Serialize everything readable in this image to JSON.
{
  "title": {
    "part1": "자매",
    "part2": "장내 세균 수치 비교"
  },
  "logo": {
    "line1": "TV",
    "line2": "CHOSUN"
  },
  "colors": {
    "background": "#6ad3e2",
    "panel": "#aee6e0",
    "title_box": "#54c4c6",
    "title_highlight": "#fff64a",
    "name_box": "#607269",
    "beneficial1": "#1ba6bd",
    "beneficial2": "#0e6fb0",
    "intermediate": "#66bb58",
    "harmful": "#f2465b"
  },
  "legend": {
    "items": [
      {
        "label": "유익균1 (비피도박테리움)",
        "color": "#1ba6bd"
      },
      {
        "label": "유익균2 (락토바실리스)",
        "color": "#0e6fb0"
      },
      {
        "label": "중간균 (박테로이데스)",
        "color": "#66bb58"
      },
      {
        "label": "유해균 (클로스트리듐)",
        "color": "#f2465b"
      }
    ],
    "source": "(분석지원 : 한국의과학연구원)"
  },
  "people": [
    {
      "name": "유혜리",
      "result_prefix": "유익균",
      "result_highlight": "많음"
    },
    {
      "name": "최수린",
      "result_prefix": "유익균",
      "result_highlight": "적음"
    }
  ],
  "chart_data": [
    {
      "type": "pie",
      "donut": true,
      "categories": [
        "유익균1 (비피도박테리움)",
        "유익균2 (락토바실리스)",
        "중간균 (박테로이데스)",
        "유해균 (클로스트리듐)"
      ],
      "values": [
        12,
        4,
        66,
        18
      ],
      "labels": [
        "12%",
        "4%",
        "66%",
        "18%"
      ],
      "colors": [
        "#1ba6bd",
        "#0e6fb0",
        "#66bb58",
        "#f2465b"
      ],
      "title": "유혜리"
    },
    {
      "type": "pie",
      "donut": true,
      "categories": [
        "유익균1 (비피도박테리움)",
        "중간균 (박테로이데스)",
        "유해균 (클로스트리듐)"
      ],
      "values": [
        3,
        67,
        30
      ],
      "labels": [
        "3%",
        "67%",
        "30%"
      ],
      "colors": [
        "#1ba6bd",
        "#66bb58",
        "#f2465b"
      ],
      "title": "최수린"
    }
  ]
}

Exercise ::
Extract the full listing above without alteration.

Full answer ::
Serialize everything readable in this image to JSON.
{
  "title": {
    "part1": "자매",
    "part2": "장내 세균 수치 비교"
  },
  "logo": {
    "line1": "TV",
    "line2": "CHOSUN"
  },
  "colors": {
    "background": "#6ad3e2",
    "panel": "#aee6e0",
    "title_box": "#54c4c6",
    "title_highlight": "#fff64a",
    "name_box": "#607269",
    "beneficial1": "#1ba6bd",
    "beneficial2": "#0e6fb0",
    "intermediate": "#66bb58",
    "harmful": "#f2465b"
  },
  "legend": {
    "items": [
      {
        "label": "유익균1 (비피도박테리움)",
        "color": "#1ba6bd"
      },
      {
        "label": "유익균2 (락토바실리스)",
        "color": "#0e6fb0"
      },
      {
        "label": "중간균 (박테로이데스)",
        "color": "#66bb58"
      },
      {
        "label": "유해균 (클로스트리듐)",
        "color": "#f2465b"
      }
    ],
    "source": "(분석지원 : 한국의과학연구원)"
  },
  "people": [
    {
      "name": "유혜리",
      "result_prefix": "유익균",
      "result_highlight": "많음"
    },
    {
      "name": "최수린",
      "result_prefix": "유익균",
      "result_highlight": "적음"
    }
  ],
  "chart_data": [
    {
      "type": "pie",
      "donut": true,
      "categories": [
        "유익균1 (비피도박테리움)",
        "유익균2 (락토바실리스)",
        "중간균 (박테로이데스)",
        "유해균 (클로스트리듐)"
      ],
      "values": [
        12,
        4,
        66,
        18
      ],
      "labels": [
        "12%",
        "4%",
        "66%",
        "18%"
      ],
      "colors": [
        "#1ba6bd",
        "#0e6fb0",
        "#66bb58",
        "#f2465b"
      ],
      "title": "유혜리"
    },
    {
      "type": "pie",
      "donut": true,
      "categories": [
        "유익균1 (비피도박테리움)",
        "중간균 (박테로이데스)",
        "유해균 (클로스트리듐)"
      ],
      "values": [
        3,
        67,
        30
      ],
      "labels": [
        "3%",
        "67%",
        "30%"
      ],
      "colors": [
        "#1ba6bd",
        "#66bb58",
        "#f2465b"
      ],
      "title": "최수린"
    }
  ]
}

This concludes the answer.